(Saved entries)
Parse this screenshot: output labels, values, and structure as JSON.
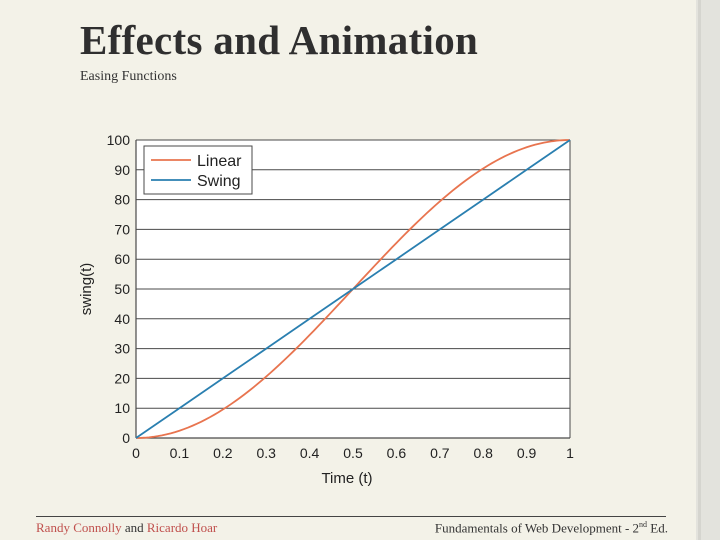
{
  "slide": {
    "title": "Effects and Animation",
    "subtitle": "Easing Functions",
    "footer": {
      "author1": "Randy Connolly",
      "and": "and",
      "author2": "Ricardo Hoar",
      "book": "Fundamentals of Web Development - 2",
      "edition_sup": "nd",
      "edition_tail": " Ed."
    }
  },
  "chart_data": {
    "type": "line",
    "xlabel": "Time (t)",
    "ylabel": "swing(t)",
    "xlim": [
      0,
      1
    ],
    "ylim": [
      0,
      100
    ],
    "x_ticks": [
      "0",
      "0.1",
      "0.2",
      "0.3",
      "0.4",
      "0.5",
      "0.6",
      "0.7",
      "0.8",
      "0.9",
      "1"
    ],
    "y_ticks": [
      "0",
      "10",
      "20",
      "30",
      "40",
      "50",
      "60",
      "70",
      "80",
      "90",
      "100"
    ],
    "grid": "horizontal",
    "legend_position": "top-left",
    "x": [
      0,
      0.1,
      0.2,
      0.3,
      0.4,
      0.5,
      0.6,
      0.7,
      0.8,
      0.9,
      1
    ],
    "series": [
      {
        "name": "Linear",
        "color": "#e8744f",
        "values": [
          0,
          2.4,
          9.5,
          20.6,
          34.5,
          50,
          65.5,
          79.4,
          90.5,
          97.6,
          100
        ]
      },
      {
        "name": "Swing",
        "color": "#2a7fb0",
        "values": [
          0,
          10,
          20,
          30,
          40,
          50,
          60,
          70,
          80,
          90,
          100
        ]
      }
    ]
  }
}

• REQUIREMENTS:
Using the records above, retype everything exactly except the pictures.

• RESPONSE TO THE TASK:
Parse this screenshot: output labels, values, and structure as JSON.
{
  "slide": {
    "title": "Effects and Animation",
    "subtitle": "Easing Functions",
    "footer": {
      "author1": "Randy Connolly",
      "and": "and",
      "author2": "Ricardo Hoar",
      "book": "Fundamentals of Web Development - 2",
      "edition_sup": "nd",
      "edition_tail": " Ed."
    }
  },
  "chart_data": {
    "type": "line",
    "xlabel": "Time (t)",
    "ylabel": "swing(t)",
    "xlim": [
      0,
      1
    ],
    "ylim": [
      0,
      100
    ],
    "x_ticks": [
      "0",
      "0.1",
      "0.2",
      "0.3",
      "0.4",
      "0.5",
      "0.6",
      "0.7",
      "0.8",
      "0.9",
      "1"
    ],
    "y_ticks": [
      "0",
      "10",
      "20",
      "30",
      "40",
      "50",
      "60",
      "70",
      "80",
      "90",
      "100"
    ],
    "grid": "horizontal",
    "legend_position": "top-left",
    "x": [
      0,
      0.1,
      0.2,
      0.3,
      0.4,
      0.5,
      0.6,
      0.7,
      0.8,
      0.9,
      1
    ],
    "series": [
      {
        "name": "Linear",
        "color": "#e8744f",
        "values": [
          0,
          2.4,
          9.5,
          20.6,
          34.5,
          50,
          65.5,
          79.4,
          90.5,
          97.6,
          100
        ]
      },
      {
        "name": "Swing",
        "color": "#2a7fb0",
        "values": [
          0,
          10,
          20,
          30,
          40,
          50,
          60,
          70,
          80,
          90,
          100
        ]
      }
    ]
  }
}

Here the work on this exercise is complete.